>> BEGIN
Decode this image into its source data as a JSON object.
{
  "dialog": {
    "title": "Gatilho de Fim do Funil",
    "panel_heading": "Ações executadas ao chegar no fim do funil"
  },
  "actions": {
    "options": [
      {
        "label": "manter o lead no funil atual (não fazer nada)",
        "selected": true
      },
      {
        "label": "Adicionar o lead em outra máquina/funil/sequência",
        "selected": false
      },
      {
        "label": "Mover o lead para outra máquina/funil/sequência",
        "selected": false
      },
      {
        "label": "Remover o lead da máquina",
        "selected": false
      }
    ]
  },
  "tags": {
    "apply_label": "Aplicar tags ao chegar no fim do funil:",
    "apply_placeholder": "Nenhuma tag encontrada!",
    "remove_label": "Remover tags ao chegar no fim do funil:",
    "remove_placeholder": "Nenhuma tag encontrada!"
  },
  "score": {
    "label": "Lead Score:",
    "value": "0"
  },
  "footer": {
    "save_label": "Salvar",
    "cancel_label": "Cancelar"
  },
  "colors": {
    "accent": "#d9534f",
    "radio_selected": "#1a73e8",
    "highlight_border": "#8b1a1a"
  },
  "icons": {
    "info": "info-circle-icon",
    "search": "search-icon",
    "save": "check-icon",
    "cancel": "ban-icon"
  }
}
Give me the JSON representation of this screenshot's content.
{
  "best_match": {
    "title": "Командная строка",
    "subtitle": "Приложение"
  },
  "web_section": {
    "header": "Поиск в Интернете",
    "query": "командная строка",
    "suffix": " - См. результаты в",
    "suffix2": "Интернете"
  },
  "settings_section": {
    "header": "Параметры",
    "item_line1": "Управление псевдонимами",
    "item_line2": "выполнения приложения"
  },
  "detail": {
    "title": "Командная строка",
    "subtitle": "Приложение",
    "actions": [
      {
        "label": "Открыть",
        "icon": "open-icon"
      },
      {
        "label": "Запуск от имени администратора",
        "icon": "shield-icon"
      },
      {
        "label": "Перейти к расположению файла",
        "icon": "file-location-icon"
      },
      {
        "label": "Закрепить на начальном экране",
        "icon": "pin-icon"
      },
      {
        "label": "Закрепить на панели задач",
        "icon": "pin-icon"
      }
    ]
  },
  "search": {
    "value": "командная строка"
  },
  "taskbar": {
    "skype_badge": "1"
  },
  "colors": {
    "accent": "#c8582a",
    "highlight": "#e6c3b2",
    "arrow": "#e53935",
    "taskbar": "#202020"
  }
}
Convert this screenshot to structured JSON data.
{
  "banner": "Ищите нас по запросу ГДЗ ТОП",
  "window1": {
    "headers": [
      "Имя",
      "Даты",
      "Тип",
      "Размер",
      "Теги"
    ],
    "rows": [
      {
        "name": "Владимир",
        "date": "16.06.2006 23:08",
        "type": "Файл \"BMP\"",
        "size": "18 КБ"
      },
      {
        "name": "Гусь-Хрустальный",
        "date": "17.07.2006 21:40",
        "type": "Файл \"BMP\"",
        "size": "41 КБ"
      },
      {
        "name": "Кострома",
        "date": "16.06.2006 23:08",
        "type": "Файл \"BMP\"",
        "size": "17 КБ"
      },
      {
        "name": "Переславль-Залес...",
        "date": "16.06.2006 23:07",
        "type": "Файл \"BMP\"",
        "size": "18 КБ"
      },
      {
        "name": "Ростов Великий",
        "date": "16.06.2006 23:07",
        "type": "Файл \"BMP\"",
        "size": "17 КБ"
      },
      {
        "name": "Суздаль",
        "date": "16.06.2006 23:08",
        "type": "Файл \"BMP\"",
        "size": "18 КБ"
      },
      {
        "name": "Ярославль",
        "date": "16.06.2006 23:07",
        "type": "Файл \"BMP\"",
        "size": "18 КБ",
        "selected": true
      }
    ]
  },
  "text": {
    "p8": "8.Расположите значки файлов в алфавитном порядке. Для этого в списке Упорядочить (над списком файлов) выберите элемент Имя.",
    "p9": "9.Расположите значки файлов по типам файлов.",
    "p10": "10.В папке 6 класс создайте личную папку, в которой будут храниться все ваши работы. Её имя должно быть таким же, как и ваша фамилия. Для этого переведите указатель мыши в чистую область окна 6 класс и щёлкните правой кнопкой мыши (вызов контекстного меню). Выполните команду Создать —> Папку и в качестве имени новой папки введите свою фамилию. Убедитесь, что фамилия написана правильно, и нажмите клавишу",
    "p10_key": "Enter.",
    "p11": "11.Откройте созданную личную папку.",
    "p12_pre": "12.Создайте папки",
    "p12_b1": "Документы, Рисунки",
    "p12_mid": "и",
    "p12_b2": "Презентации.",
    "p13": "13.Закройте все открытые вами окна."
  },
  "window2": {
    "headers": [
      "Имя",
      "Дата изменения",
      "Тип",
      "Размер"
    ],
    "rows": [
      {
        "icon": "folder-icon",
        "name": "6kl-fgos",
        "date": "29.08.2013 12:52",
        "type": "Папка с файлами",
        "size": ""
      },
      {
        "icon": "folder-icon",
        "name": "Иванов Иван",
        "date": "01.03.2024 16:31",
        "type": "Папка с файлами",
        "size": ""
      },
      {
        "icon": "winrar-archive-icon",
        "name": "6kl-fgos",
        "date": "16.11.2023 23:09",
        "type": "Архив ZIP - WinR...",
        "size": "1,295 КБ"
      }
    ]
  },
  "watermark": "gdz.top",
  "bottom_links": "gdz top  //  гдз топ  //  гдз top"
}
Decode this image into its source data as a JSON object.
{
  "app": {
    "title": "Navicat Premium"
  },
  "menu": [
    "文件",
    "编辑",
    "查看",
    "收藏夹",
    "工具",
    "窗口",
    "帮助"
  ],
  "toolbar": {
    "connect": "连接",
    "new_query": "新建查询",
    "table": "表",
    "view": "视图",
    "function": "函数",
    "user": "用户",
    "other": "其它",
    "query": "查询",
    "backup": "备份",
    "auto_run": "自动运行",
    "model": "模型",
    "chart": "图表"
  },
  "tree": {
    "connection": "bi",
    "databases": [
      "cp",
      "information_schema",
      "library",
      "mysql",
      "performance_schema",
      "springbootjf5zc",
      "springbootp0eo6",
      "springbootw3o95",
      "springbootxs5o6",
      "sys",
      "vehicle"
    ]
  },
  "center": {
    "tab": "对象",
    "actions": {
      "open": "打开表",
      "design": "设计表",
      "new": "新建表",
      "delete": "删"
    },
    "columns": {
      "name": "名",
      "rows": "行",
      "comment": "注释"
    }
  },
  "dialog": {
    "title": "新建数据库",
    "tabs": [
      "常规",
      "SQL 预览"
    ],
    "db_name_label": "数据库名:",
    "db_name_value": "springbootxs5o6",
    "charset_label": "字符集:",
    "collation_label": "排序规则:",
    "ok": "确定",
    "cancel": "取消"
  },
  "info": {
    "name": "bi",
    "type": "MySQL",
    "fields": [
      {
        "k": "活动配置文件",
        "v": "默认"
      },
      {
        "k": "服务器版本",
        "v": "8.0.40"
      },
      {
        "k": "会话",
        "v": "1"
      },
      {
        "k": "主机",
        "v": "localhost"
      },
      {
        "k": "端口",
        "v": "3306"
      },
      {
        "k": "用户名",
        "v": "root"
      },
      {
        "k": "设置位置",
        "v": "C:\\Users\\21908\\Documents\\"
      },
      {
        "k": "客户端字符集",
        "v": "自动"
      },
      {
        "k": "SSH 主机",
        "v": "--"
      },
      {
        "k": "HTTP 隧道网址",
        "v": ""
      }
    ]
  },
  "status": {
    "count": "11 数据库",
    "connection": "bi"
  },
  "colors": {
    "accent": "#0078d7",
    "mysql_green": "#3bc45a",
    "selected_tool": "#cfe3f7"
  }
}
>> END
=== AIM ===
Make a list of all lines in the data that contain "screenshot".

=== COMPLETED TASK ===
Give me the JSON representation of this screenshot's content.
Convert this screenshot to structured JSON data.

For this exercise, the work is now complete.